▶ [What needs to be done] Locate each line of the material that contains "name", then return it.

● ● ● ● ●

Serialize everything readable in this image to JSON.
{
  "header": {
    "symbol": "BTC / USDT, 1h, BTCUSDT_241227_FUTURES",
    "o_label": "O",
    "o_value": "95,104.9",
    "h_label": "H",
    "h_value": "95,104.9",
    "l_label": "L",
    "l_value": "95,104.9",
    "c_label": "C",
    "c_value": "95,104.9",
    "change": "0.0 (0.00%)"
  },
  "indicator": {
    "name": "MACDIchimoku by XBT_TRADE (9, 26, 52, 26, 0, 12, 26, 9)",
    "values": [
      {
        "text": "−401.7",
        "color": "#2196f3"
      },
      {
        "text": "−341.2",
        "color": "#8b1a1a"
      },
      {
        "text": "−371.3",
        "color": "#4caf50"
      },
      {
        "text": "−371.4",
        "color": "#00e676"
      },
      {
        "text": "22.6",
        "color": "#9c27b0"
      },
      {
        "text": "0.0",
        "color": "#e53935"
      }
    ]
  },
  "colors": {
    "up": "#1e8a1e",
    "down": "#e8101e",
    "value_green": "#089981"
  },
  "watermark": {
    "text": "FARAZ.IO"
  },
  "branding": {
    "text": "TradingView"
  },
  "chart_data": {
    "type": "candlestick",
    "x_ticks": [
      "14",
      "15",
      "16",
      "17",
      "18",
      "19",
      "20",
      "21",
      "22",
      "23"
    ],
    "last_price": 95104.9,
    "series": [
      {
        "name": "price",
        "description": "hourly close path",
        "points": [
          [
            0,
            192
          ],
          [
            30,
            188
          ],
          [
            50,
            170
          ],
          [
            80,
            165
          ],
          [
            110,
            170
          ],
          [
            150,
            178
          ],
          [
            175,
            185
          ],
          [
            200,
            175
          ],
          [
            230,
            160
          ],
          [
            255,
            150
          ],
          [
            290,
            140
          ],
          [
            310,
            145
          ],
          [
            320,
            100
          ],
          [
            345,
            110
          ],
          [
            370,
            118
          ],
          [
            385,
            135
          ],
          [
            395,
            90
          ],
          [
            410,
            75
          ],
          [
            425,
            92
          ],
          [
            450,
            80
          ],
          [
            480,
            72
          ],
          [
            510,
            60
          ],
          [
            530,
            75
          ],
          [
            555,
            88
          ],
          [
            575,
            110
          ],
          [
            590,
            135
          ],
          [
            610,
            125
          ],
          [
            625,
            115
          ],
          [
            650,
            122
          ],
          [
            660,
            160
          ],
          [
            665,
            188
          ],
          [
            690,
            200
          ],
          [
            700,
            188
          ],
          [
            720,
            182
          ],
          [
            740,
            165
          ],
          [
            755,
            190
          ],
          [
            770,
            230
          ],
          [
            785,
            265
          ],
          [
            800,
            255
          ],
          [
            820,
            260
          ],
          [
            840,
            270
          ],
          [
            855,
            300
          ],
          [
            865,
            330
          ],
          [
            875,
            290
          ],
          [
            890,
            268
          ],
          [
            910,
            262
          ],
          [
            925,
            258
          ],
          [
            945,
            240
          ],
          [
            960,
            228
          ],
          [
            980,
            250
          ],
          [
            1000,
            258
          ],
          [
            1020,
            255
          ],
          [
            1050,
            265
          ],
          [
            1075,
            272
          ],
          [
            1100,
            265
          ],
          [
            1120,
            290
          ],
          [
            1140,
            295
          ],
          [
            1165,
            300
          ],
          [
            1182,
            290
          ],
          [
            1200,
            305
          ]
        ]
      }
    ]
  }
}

● ● ● ● ●

▶ [Result]
    "name": "MACDIchimoku by XBT_TRADE (9, 26, 52, 26, 0, 12, 26, 9)",
        "name": "price",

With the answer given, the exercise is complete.